:: Written instruction ::
Copy out each line that mentions the word "мероприятий".

==========

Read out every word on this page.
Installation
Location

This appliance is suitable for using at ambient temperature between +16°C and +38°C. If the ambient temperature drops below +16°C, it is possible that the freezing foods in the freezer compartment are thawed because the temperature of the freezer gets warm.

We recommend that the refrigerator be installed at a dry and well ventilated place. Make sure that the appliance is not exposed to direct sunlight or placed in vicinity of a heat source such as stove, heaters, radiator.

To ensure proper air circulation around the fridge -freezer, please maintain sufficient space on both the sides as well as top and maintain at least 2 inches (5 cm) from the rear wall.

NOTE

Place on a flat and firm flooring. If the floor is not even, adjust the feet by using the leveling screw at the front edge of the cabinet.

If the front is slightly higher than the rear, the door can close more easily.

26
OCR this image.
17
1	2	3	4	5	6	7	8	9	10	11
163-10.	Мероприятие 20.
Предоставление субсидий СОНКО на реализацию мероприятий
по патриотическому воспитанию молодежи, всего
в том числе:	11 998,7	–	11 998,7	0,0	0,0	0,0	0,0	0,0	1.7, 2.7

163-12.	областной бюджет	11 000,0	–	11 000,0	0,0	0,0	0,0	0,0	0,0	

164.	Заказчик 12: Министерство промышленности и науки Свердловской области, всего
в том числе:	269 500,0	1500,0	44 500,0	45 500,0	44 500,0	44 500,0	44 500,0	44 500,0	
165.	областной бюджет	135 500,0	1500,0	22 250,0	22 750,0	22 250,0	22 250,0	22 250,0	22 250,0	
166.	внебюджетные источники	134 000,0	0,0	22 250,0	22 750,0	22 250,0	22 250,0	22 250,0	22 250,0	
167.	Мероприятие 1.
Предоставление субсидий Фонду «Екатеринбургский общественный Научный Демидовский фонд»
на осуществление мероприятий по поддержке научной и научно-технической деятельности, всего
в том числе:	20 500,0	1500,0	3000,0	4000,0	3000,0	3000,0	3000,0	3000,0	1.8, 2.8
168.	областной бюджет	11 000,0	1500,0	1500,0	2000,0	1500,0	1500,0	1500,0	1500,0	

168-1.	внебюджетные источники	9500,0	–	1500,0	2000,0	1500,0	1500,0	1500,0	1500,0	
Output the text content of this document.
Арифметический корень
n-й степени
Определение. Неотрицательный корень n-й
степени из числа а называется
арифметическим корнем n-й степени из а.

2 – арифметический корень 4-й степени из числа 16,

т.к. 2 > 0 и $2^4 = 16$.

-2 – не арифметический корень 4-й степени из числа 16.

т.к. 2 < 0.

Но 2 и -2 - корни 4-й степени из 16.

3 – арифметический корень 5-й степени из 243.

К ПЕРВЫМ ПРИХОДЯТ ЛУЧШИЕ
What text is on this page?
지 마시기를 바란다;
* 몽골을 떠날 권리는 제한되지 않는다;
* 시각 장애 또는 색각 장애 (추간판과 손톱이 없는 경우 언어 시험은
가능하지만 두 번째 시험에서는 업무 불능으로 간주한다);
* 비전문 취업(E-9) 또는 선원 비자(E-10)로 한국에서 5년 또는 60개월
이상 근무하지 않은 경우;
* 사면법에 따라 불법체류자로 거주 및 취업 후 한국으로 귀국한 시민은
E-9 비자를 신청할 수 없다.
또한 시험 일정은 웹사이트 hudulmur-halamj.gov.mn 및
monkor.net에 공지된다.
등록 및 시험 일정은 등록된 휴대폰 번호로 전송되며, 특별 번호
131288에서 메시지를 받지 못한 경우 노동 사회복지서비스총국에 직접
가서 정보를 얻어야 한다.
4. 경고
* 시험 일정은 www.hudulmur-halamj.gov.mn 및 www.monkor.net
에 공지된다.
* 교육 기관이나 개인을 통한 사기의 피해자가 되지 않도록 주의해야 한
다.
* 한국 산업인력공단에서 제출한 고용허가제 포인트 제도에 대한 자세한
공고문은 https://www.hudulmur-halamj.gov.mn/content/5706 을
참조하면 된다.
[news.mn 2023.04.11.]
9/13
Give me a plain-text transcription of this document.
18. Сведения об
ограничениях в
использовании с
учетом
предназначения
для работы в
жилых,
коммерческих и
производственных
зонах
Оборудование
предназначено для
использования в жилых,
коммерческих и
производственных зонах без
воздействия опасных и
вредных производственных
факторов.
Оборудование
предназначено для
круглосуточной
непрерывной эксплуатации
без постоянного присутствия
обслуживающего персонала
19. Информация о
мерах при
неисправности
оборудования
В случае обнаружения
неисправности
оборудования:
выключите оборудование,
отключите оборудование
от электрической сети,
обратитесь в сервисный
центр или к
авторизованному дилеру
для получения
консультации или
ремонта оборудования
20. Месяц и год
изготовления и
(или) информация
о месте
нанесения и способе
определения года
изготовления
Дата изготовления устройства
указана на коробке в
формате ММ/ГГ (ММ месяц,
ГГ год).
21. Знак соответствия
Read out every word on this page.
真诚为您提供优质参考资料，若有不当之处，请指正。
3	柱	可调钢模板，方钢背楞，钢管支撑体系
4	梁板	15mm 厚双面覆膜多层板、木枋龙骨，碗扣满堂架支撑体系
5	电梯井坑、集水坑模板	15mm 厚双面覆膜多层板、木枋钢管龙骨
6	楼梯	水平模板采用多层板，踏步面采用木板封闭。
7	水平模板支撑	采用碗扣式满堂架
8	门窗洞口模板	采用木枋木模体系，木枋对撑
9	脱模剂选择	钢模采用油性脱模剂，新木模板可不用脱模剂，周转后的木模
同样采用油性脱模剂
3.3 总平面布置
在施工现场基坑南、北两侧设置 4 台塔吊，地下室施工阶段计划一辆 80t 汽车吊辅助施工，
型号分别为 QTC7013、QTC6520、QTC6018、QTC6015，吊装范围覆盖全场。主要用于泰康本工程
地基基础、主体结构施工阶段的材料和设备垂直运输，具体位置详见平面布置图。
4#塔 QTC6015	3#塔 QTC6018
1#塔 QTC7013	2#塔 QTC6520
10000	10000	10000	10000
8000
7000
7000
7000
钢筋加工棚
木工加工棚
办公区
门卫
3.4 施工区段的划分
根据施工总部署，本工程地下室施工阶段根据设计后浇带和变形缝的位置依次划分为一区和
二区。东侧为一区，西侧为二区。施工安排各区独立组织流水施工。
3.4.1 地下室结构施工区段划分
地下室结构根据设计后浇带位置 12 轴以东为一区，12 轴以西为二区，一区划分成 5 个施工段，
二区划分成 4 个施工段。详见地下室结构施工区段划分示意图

==========

:: Correct output ::
Предоставление субсидий СОНКО на реализацию мероприятий
на осуществление мероприятий по поддержке научной и научно-технической деятельности, всего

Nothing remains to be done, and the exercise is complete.